#### [Work instructions]
Any picture among the records should be left out, please; retype the rest exactly.
start Record set
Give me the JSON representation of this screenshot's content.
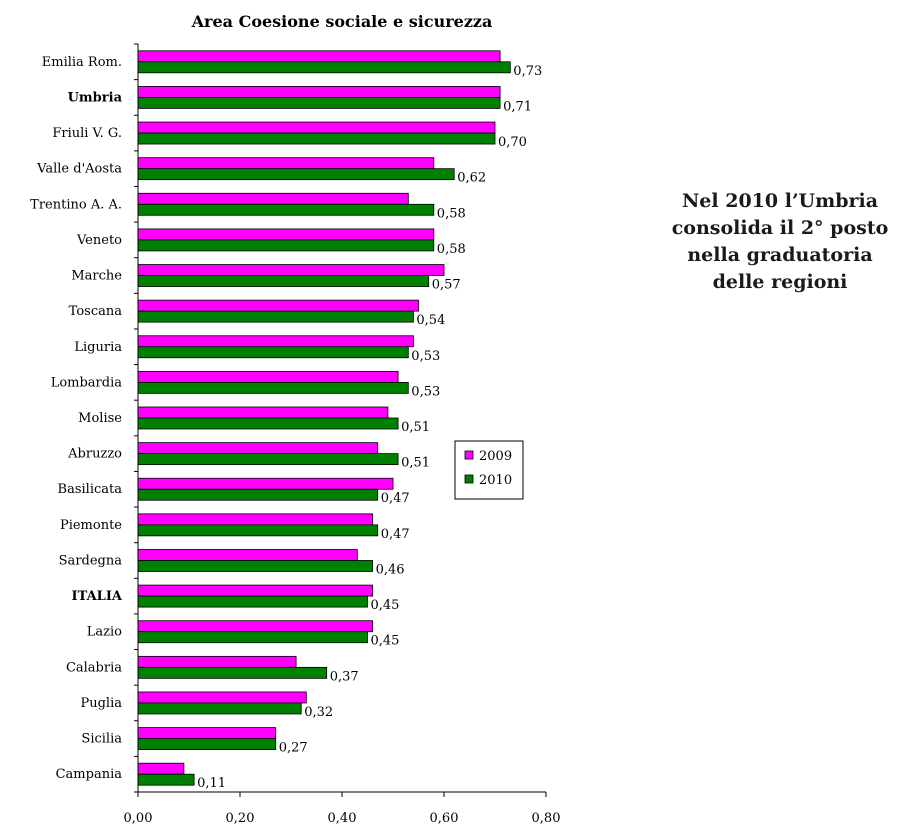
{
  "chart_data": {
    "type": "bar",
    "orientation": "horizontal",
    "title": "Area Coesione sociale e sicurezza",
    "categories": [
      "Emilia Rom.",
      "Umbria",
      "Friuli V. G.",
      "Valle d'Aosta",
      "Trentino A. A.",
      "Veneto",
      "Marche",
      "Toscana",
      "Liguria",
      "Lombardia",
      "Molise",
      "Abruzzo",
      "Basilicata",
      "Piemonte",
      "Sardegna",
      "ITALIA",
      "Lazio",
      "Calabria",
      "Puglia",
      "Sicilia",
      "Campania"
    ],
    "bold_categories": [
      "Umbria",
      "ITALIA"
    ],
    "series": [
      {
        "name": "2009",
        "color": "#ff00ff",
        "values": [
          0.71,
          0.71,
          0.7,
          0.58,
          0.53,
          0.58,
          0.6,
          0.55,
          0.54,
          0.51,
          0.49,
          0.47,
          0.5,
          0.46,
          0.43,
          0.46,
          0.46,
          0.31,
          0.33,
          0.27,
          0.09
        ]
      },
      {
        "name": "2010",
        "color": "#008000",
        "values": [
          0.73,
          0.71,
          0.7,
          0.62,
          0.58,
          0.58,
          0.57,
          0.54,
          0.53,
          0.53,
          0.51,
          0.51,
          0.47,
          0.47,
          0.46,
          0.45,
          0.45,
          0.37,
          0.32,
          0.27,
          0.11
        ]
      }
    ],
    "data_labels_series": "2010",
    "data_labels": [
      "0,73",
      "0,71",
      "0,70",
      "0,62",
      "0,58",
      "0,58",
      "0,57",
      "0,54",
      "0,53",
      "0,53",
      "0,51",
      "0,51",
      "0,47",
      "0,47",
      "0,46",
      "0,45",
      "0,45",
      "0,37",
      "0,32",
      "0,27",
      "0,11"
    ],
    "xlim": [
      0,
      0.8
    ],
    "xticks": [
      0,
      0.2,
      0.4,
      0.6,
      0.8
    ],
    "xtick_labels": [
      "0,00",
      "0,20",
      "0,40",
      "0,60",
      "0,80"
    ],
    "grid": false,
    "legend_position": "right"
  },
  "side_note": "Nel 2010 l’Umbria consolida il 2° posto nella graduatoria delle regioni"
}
end Record set
#### [Solution]
Give me the JSON representation of this screenshot's content.
{
  "chart_data": {
    "type": "bar",
    "orientation": "horizontal",
    "title": "Area Coesione sociale e sicurezza",
    "categories": [
      "Emilia Rom.",
      "Umbria",
      "Friuli V. G.",
      "Valle d'Aosta",
      "Trentino A. A.",
      "Veneto",
      "Marche",
      "Toscana",
      "Liguria",
      "Lombardia",
      "Molise",
      "Abruzzo",
      "Basilicata",
      "Piemonte",
      "Sardegna",
      "ITALIA",
      "Lazio",
      "Calabria",
      "Puglia",
      "Sicilia",
      "Campania"
    ],
    "bold_categories": [
      "Umbria",
      "ITALIA"
    ],
    "series": [
      {
        "name": "2009",
        "color": "#ff00ff",
        "values": [
          0.71,
          0.71,
          0.7,
          0.58,
          0.53,
          0.58,
          0.6,
          0.55,
          0.54,
          0.51,
          0.49,
          0.47,
          0.5,
          0.46,
          0.43,
          0.46,
          0.46,
          0.31,
          0.33,
          0.27,
          0.09
        ]
      },
      {
        "name": "2010",
        "color": "#008000",
        "values": [
          0.73,
          0.71,
          0.7,
          0.62,
          0.58,
          0.58,
          0.57,
          0.54,
          0.53,
          0.53,
          0.51,
          0.51,
          0.47,
          0.47,
          0.46,
          0.45,
          0.45,
          0.37,
          0.32,
          0.27,
          0.11
        ]
      }
    ],
    "data_labels_series": "2010",
    "data_labels": [
      "0,73",
      "0,71",
      "0,70",
      "0,62",
      "0,58",
      "0,58",
      "0,57",
      "0,54",
      "0,53",
      "0,53",
      "0,51",
      "0,51",
      "0,47",
      "0,47",
      "0,46",
      "0,45",
      "0,45",
      "0,37",
      "0,32",
      "0,27",
      "0,11"
    ],
    "xlim": [
      0,
      0.8
    ],
    "xticks": [
      0,
      0.2,
      0.4,
      0.6,
      0.8
    ],
    "xtick_labels": [
      "0,00",
      "0,20",
      "0,40",
      "0,60",
      "0,80"
    ],
    "grid": false,
    "legend_position": "right"
  },
  "side_note": "Nel 2010 l’Umbria consolida il 2° posto nella graduatoria delle regioni"
}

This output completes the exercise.